Texte extrait –
La Bête du Gévaudan - Michel Louis.
Le
livre de Michel Louis, que vous pourrez vous procurer à un prix très
abordable dans n'importe quelle bonne librairie, en ligne ou pas,
s'inscrit désormais comme un incontournable parmi le lot d'ouvrages,
fantaisistes ou réalistes, de bonne ou de mauvaise foi, qui furent
consacrés à la Bête du Gévaudan.
J'ajouterai que les amis des
animaux ET les écologistes ne pourront que s'enchanter de cette lecture
qui nous apprend, par la plume d'un zoologiste expérimenté, tout ce
qu'il faut savoir sur cet animal abusivement vilipandé par l'opinion
publique qu'est le loup.
Quand on s'intéresse à la Bête
du Gévaudan, on est très vite surpris par un fait primordial : l'animal
n'hésitait pas à attaquer alors qu'elle se trouvait au beau milieu d'un
village. En d'autres termes, la Bête n'avait nullement peur de l'homme.
Et les loups, eux - et qui leur donnera tort ? - redoutent beaucoup les
méchants tours de notre espèce et, un peu comme les chats d'ailleurs,
nous considèrent avec un mépris dont notre supposée intelligence
supérieure n'a pu venir à bout.

Défis –
1 > Recopiez mot pour mot le passage de la critique consacrée à la Bête du Gévaudan, en commençant par « Quand on s'intéresse » et en poursuivant jusqu'à « venir à bout. ».
2 > Relevez, dans la critique consacrée à la Bête du Gévaudan, tous les qualificatifs appliqués au lot d'ouvrages consacrés à la Bête.
3 > Prolongez la critique du livre sur la Bête du Gévaudan au-delà de sa dernière phrase.

Éléments –
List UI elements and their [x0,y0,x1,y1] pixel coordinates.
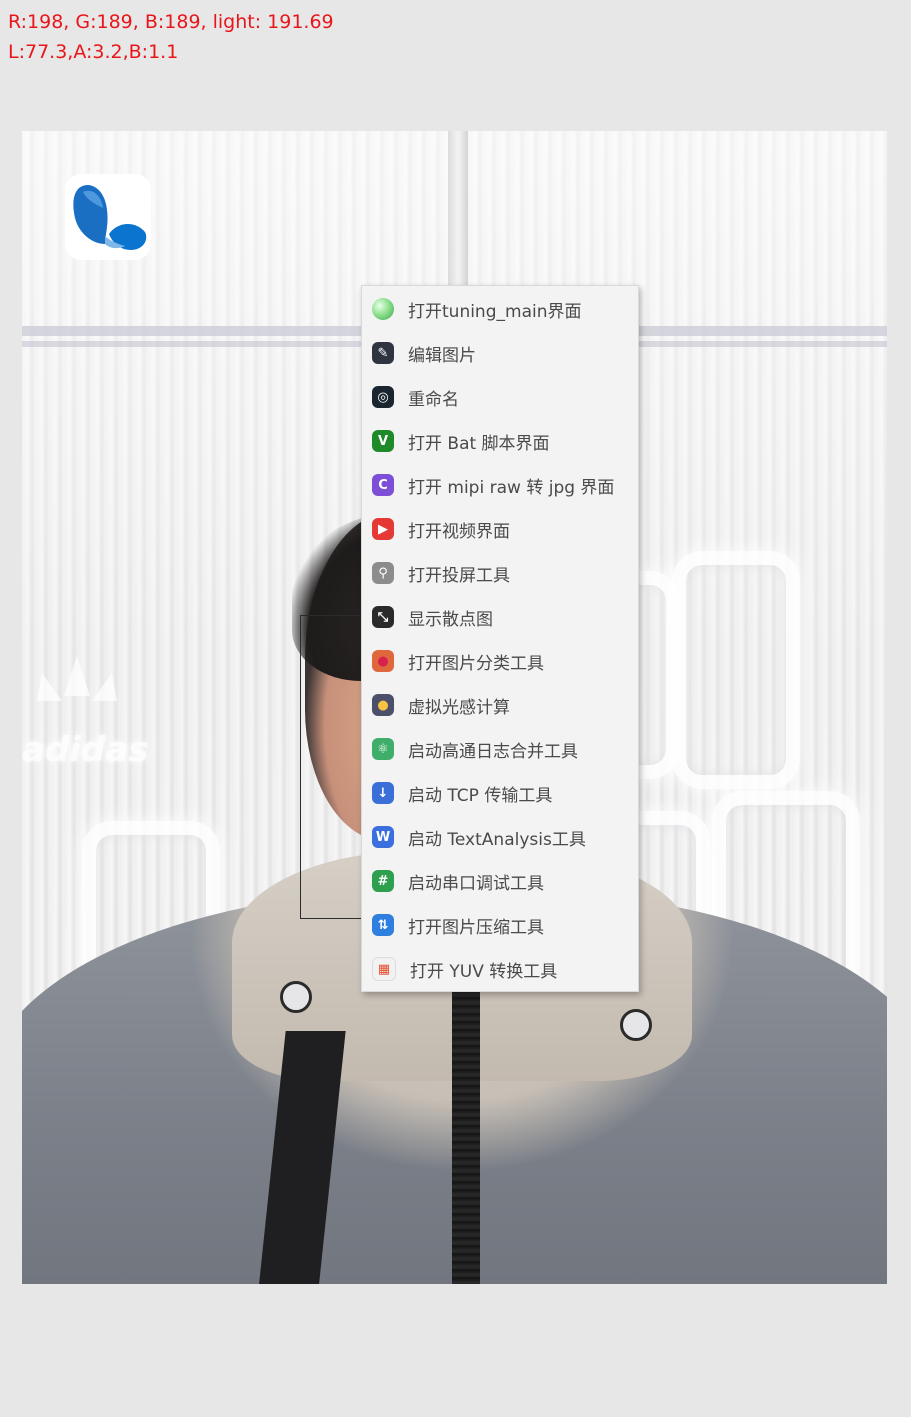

* * *

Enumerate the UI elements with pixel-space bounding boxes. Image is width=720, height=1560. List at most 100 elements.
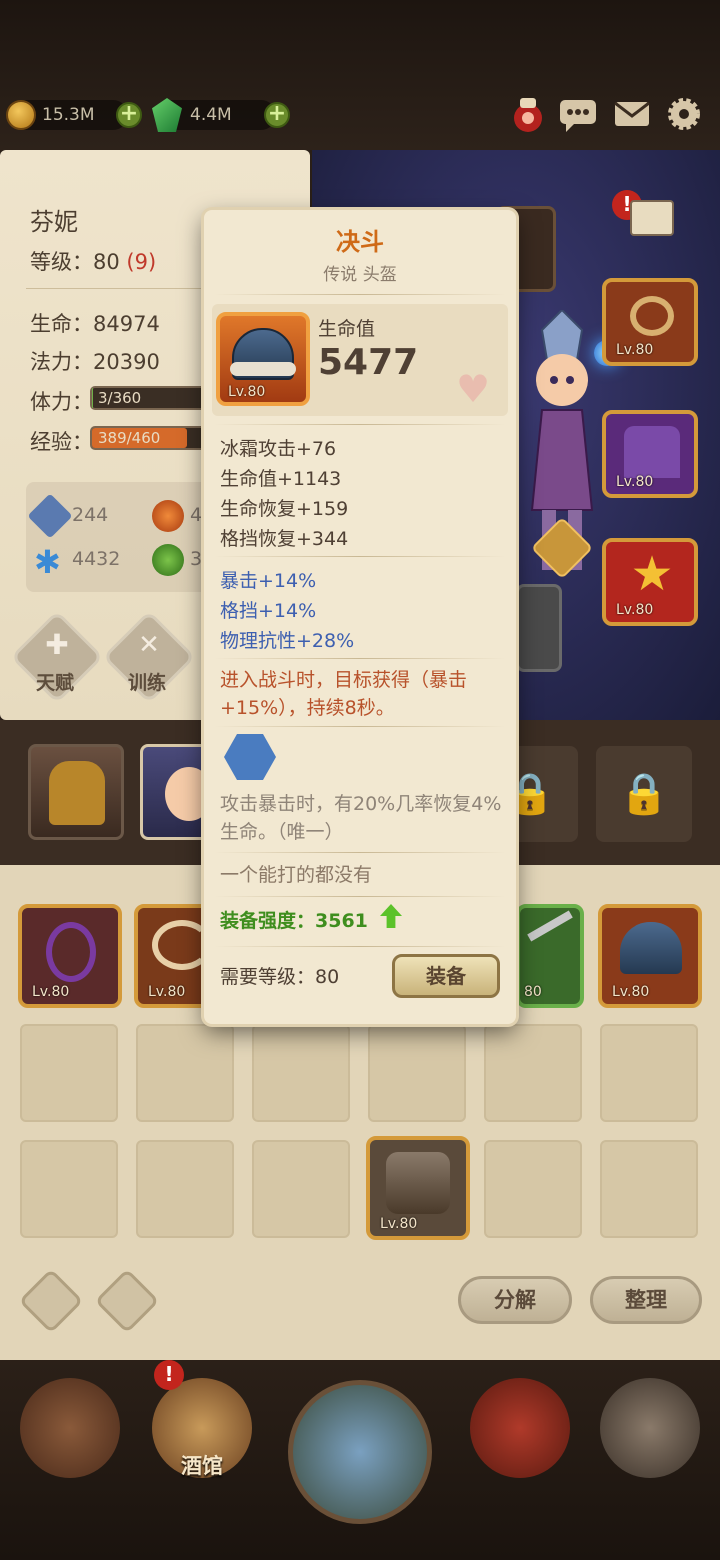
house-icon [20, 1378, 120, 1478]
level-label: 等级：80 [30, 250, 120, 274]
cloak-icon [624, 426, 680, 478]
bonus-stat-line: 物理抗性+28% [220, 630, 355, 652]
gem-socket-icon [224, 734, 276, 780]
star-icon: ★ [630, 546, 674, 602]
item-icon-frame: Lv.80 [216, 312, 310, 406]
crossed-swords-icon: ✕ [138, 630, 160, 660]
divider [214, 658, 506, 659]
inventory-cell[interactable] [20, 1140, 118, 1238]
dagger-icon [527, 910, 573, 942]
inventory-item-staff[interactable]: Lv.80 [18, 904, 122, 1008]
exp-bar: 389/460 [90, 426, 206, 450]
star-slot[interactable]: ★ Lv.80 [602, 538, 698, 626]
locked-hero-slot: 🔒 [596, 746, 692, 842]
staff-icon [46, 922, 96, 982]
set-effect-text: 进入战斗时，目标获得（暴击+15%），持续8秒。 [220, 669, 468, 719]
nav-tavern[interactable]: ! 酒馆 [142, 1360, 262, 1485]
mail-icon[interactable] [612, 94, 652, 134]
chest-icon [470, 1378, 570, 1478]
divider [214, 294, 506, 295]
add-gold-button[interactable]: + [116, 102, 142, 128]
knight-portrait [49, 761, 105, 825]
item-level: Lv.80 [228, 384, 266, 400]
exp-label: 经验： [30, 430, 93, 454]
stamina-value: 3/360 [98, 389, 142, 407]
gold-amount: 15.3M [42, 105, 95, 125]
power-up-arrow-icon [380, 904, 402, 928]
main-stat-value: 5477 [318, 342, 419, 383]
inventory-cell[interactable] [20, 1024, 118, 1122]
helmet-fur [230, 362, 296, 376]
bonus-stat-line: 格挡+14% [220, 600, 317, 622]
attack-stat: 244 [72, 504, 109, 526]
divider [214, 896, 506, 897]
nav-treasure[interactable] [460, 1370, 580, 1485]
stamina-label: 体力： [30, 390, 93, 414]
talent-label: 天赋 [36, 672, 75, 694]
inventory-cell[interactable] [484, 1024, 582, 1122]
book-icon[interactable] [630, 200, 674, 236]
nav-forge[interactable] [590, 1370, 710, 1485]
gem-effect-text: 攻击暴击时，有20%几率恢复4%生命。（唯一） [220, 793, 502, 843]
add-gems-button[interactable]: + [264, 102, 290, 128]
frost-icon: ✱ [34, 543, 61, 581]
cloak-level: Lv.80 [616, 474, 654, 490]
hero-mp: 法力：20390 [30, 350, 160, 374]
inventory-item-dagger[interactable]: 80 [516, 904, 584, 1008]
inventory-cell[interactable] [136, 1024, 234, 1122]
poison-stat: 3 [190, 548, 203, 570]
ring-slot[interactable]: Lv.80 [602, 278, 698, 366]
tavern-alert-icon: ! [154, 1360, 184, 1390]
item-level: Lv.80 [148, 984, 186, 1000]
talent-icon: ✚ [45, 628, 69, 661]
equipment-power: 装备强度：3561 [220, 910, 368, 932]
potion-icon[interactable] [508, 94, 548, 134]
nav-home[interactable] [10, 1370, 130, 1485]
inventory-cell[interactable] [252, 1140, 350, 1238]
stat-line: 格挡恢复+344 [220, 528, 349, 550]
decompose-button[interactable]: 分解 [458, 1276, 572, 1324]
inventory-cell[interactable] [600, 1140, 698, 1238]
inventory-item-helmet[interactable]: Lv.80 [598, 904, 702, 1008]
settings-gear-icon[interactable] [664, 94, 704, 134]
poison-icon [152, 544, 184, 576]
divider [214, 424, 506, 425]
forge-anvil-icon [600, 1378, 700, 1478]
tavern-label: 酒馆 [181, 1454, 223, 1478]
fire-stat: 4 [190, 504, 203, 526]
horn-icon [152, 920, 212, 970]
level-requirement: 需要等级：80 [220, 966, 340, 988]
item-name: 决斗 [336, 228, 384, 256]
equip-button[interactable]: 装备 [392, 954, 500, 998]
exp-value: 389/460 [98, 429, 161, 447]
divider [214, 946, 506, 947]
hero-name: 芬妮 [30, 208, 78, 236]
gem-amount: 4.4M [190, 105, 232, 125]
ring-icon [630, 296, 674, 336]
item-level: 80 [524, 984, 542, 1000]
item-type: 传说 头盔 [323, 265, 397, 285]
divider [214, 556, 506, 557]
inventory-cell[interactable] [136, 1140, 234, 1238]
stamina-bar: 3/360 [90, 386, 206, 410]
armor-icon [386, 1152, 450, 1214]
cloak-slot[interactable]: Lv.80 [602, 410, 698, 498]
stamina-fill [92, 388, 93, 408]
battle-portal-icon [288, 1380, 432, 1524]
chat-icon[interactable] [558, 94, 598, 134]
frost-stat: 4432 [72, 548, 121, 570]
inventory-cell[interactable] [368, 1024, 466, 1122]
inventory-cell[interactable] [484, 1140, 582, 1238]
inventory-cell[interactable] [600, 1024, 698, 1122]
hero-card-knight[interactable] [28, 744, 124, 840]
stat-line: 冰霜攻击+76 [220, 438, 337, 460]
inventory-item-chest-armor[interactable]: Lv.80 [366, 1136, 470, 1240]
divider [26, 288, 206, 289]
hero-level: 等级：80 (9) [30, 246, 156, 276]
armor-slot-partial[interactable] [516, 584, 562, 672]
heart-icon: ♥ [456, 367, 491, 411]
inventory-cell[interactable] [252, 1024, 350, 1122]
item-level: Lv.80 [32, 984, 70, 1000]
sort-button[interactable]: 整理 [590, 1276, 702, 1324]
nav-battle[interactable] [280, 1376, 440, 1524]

---

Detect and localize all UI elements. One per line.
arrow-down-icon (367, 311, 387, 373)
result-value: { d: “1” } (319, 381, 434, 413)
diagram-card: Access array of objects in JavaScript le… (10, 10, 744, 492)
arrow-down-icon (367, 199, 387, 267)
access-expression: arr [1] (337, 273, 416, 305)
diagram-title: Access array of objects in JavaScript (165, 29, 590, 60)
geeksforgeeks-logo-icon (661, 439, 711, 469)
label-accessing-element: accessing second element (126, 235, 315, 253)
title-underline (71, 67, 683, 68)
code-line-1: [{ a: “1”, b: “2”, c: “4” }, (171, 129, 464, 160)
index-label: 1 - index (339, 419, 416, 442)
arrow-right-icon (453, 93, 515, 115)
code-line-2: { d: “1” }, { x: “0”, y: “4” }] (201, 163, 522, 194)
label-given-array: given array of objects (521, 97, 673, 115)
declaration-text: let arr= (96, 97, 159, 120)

Réponses fournies –
1 >
Quand on s'intéresse à la Bête
du Gévaudan, on est très vite surpris par un fait primordial : l'animal
n'hésitait pas à attaquer alors qu'elle se trouvait au beau milieu d'un
village. En d'autres termes, la Bête n'avait nullement peur de l'homme.
Et les loups, eux - et qui leur donnera tort ? - redoutent beaucoup les
méchants tours de notre espèce et, un peu comme les chats d'ailleurs,
nous considèrent avec un mépris dont notre supposée intelligence
supérieure n'a pu venir à bout.

2 >
- fantaisistes
- réalistes
- de bonne foi
- de mauvaise foi

3 >
C'est que le loup sait, par
exemple, ce que veut dire le mot "solidarité" et qu'il l'entend comme
recouvrant autant de devoirs que de droits. Dans la meute, il y a
souvent plusieurs mâles et femelles. Mais, pour avoir le droit de vivre
en meute, tous s'effacent (et ne tombent d'ailleurs jamais en rut)
devant le mâle dominant et sa femelle. (Rappelons au passage que le
loup est partisan de la monogamie.)
Contrairement aux légendes
engendrées par la Peste noire, qui faisait s'accumuler les cadavres aux
quatre coins de l'Europe et notamment de la France, le loup ne
s'attaque jamais à l'homme, même s'il est en meute. Il suivra l'homme
affaibli dans l'espoir de le voir tomber et de se nourrir de son
cadavre, mais il ne l'attaquera pas. Sauf s'il souffre de la rage. Mais un animal enragé n'a plus toute sa raison et meurt très vite.
La
preuve de la pusillanimité des loups et paradoxe qui ne peut que
frapper dans la terrible histoire de la Bête, les bergers et bergères
de l'époque savaient qu'ils pouvaient faire fuir un loup en lui lançant
des pierres ou en heurtant leurs sabots l'un contre l'autre.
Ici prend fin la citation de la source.